- _Requirements_: Transcribe the whole listing without a single picture.

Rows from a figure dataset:
⁂

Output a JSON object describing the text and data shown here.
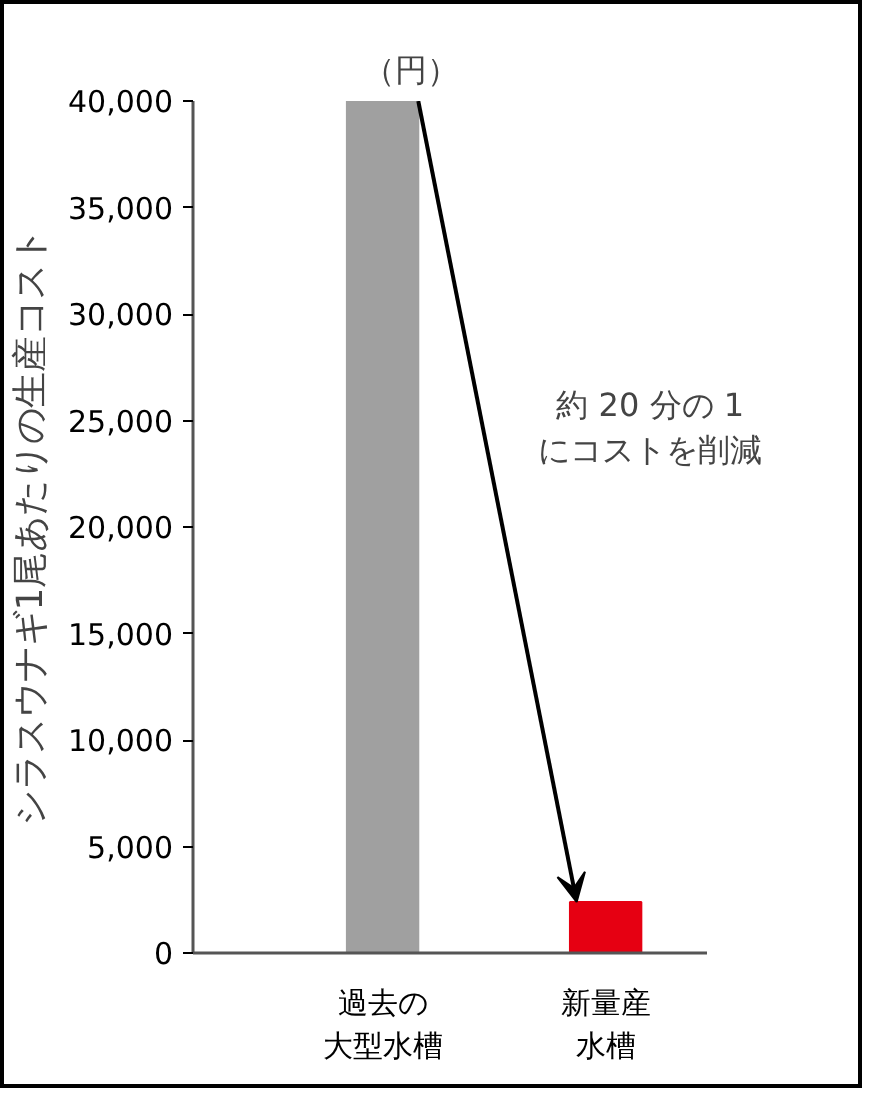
{
  "chart_data": {
    "type": "bar",
    "ylabel": "シラスウナギ1尾あたりの生産コスト",
    "categories": [
      "過去の大型水槽",
      "新量産水槽"
    ],
    "values": [
      40000,
      2400
    ],
    "colors": [
      "#a0a0a0",
      "#e60012"
    ],
    "ylim": [
      0,
      40000
    ],
    "yticks": [
      {
        "value": 0,
        "label": "0"
      },
      {
        "value": 5000,
        "label": "5,000"
      },
      {
        "value": 10000,
        "label": "10,000"
      },
      {
        "value": 15000,
        "label": "15,000"
      },
      {
        "value": 20000,
        "label": "20,000"
      },
      {
        "value": 25000,
        "label": "25,000"
      },
      {
        "value": 30000,
        "label": "30,000"
      },
      {
        "value": 35000,
        "label": "35,000"
      },
      {
        "value": 40000,
        "label": "40,000"
      }
    ],
    "grid": false,
    "annotations": [
      "（円）",
      "約 20 分の 1\nにコストを削減"
    ]
  }
}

⁂

- _Task result_:
Output a JSON object describing the text and data shown here.
{
  "chart_data": {
    "type": "bar",
    "ylabel": "シラスウナギ1尾あたりの生産コスト",
    "categories": [
      "過去の大型水槽",
      "新量産水槽"
    ],
    "values": [
      40000,
      2400
    ],
    "colors": [
      "#a0a0a0",
      "#e60012"
    ],
    "ylim": [
      0,
      40000
    ],
    "yticks": [
      {
        "value": 0,
        "label": "0"
      },
      {
        "value": 5000,
        "label": "5,000"
      },
      {
        "value": 10000,
        "label": "10,000"
      },
      {
        "value": 15000,
        "label": "15,000"
      },
      {
        "value": 20000,
        "label": "20,000"
      },
      {
        "value": 25000,
        "label": "25,000"
      },
      {
        "value": 30000,
        "label": "30,000"
      },
      {
        "value": 35000,
        "label": "35,000"
      },
      {
        "value": 40000,
        "label": "40,000"
      }
    ],
    "grid": false,
    "annotations": [
      "（円）",
      "約 20 分の 1\nにコストを削減"
    ]
  }
}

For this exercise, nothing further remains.